[RAW DATA — start]

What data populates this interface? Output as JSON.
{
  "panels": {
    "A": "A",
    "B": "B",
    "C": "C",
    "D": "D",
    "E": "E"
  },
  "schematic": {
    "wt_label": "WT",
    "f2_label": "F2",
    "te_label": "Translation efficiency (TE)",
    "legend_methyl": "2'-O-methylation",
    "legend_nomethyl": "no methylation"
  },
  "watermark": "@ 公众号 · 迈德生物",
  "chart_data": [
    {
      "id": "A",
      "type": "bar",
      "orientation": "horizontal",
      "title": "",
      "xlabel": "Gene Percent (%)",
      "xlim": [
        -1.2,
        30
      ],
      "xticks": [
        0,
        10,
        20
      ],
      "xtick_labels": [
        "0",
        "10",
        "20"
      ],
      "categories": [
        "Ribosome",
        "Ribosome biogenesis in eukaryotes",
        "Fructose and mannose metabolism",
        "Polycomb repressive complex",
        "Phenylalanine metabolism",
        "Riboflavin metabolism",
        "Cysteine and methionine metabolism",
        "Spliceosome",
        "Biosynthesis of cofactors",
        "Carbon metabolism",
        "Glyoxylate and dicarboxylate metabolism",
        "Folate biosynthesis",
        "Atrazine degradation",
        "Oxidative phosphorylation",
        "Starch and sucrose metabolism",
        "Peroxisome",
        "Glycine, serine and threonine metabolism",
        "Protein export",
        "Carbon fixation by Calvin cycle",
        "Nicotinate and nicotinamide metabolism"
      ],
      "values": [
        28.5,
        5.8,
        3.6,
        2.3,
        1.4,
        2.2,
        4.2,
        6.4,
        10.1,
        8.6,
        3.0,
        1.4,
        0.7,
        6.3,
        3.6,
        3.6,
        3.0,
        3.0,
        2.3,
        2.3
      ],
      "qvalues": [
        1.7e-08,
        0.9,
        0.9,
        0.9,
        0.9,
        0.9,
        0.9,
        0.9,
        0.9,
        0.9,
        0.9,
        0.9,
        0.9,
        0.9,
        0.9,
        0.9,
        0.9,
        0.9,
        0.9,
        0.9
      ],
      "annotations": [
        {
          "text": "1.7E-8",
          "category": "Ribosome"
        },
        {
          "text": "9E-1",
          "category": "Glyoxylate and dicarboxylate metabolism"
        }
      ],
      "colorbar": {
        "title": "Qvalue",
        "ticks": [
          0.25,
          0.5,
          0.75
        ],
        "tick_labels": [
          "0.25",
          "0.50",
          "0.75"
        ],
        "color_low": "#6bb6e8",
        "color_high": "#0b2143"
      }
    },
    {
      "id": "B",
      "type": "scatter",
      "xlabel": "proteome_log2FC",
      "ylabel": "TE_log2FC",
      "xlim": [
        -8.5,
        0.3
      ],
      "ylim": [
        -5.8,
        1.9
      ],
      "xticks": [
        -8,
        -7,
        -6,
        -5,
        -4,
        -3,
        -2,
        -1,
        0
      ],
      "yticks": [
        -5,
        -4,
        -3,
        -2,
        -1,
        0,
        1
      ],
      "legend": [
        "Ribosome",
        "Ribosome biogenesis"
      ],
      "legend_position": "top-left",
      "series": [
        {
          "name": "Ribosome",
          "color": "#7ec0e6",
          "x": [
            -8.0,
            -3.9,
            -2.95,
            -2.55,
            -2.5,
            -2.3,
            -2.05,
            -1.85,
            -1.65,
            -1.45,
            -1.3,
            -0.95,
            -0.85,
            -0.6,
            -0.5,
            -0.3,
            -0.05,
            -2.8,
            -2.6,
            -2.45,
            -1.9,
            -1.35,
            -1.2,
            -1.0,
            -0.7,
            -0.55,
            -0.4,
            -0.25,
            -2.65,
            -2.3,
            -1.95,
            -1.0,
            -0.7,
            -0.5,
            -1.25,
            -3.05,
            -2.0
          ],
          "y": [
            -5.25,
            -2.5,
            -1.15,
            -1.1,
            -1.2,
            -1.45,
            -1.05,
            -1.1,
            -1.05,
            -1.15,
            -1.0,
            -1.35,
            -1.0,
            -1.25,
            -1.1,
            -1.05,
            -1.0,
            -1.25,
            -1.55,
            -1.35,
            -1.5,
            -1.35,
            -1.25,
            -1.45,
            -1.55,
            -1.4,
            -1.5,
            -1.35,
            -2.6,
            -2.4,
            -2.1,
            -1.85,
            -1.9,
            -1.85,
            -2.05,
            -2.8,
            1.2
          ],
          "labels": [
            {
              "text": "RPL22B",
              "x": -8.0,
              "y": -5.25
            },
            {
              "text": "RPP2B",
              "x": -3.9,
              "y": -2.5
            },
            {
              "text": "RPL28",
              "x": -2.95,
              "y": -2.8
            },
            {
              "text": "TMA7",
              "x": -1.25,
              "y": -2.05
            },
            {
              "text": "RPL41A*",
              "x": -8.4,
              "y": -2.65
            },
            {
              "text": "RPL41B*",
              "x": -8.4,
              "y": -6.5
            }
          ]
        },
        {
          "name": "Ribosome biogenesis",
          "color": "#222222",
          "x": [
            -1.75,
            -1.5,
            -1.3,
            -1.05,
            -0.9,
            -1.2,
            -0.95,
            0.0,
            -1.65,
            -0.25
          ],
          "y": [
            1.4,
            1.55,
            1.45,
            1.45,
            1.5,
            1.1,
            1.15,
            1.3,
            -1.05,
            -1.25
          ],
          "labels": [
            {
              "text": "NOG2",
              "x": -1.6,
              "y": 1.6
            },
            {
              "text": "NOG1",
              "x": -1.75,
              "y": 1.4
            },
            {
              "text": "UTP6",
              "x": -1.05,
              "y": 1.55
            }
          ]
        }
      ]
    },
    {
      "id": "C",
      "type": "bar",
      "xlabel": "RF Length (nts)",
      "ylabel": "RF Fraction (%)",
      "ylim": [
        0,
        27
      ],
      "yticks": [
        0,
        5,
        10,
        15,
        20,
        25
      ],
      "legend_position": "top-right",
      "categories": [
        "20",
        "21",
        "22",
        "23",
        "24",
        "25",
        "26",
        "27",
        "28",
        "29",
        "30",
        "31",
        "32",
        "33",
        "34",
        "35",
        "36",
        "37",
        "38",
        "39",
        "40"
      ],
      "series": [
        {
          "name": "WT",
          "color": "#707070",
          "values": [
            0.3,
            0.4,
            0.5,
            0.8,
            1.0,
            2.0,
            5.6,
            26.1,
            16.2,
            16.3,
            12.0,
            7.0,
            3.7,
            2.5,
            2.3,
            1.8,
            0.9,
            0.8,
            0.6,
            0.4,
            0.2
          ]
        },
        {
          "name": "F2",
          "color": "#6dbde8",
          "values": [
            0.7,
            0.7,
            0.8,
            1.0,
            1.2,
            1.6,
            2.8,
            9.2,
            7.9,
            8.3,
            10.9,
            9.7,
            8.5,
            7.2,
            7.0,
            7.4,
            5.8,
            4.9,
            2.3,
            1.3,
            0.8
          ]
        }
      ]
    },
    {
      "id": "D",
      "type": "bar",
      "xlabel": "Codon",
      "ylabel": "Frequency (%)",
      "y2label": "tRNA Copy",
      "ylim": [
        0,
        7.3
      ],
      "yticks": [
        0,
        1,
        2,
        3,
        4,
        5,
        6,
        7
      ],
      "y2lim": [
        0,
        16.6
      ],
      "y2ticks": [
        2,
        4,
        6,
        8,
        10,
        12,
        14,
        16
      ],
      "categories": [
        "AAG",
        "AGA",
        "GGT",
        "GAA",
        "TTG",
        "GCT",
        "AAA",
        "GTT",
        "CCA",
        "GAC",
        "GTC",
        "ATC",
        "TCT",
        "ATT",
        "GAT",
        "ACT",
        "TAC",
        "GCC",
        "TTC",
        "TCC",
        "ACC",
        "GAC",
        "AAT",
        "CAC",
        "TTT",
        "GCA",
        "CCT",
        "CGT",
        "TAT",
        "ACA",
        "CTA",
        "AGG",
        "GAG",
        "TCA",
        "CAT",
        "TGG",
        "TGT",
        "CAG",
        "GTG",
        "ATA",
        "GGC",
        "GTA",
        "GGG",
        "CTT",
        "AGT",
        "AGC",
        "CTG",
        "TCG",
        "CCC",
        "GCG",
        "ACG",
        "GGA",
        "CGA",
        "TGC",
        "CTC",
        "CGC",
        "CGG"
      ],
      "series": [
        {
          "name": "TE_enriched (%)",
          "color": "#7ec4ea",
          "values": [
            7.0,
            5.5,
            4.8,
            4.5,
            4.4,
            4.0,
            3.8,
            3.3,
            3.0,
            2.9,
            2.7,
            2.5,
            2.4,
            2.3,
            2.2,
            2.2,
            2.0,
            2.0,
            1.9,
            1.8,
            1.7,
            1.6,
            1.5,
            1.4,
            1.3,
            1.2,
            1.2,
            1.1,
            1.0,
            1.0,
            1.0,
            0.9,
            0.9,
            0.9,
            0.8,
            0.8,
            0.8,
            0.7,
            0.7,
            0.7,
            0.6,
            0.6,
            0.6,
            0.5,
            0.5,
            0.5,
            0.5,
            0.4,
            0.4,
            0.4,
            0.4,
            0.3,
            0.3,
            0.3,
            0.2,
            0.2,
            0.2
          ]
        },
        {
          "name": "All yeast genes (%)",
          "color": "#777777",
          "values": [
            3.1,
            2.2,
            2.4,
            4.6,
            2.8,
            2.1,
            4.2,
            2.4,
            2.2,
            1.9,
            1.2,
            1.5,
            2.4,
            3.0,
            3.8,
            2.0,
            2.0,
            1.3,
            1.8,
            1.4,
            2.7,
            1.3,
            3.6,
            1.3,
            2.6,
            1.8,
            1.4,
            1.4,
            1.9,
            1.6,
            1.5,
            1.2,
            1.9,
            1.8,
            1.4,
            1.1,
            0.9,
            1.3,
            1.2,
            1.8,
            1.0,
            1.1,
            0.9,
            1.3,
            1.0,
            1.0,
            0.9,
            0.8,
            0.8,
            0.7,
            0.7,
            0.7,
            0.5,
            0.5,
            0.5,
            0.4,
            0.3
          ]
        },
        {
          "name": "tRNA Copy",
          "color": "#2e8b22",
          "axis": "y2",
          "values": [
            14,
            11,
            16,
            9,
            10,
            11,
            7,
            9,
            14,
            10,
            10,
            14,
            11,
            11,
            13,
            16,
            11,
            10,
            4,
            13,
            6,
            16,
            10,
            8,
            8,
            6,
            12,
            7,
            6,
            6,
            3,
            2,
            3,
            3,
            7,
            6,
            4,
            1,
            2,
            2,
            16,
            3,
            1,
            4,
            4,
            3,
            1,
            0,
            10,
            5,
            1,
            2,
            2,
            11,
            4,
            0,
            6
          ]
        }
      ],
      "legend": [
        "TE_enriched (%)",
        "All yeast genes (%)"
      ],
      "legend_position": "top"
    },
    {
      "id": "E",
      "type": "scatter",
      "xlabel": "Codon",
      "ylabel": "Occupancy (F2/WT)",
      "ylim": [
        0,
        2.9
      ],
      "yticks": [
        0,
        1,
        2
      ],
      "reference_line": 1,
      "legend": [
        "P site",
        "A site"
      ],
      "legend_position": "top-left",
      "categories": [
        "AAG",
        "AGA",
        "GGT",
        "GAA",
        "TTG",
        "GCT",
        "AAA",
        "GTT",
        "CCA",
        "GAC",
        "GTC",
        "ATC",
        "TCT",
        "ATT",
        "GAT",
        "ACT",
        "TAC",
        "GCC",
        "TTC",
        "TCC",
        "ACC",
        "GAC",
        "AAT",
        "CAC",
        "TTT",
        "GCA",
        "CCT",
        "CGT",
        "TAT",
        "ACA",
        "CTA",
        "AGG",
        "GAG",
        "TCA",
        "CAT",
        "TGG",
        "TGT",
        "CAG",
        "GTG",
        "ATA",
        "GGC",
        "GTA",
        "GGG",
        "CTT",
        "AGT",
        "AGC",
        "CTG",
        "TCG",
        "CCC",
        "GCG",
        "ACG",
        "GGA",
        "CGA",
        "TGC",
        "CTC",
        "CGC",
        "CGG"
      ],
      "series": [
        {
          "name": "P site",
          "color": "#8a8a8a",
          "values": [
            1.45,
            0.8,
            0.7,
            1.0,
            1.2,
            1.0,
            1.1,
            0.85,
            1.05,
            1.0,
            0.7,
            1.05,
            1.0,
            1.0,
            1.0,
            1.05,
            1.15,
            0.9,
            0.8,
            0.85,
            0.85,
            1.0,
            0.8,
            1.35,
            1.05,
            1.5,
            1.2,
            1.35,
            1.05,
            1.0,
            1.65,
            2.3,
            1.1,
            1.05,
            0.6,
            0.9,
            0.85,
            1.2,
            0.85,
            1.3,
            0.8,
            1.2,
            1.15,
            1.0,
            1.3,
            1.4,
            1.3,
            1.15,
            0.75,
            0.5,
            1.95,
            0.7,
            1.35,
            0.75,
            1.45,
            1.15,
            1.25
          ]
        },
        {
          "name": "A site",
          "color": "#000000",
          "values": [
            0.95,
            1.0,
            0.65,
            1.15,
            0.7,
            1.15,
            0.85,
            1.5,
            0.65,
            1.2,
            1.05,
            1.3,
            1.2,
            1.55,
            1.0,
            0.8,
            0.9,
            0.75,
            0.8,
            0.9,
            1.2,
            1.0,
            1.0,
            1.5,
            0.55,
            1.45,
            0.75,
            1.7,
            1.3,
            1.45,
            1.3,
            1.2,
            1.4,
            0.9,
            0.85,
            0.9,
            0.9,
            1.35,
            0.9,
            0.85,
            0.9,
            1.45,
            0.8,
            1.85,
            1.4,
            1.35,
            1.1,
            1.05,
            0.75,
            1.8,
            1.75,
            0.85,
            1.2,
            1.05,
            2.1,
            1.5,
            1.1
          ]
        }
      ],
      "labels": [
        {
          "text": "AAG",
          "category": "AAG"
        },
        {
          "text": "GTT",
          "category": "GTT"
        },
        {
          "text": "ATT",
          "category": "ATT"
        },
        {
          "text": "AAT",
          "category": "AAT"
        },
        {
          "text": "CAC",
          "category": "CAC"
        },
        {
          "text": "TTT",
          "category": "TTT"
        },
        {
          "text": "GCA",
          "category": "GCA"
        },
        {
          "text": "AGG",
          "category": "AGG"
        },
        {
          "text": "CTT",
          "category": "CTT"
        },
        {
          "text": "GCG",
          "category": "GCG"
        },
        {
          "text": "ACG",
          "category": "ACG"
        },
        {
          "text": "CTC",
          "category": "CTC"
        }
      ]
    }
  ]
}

[RAW DATA — finish]

◆ **TASK OBJECTIVE**
Among the lines above, which ones hold the string "ylabel"? Show them.

◆ **SOLUTION FOR THIS PROBLEM**
      "ylabel": "TE_log2FC",
      "ylabel": "RF Fraction (%)",
      "ylabel": "Frequency (%)",
      "ylabel": "Occupancy (F2/WT)",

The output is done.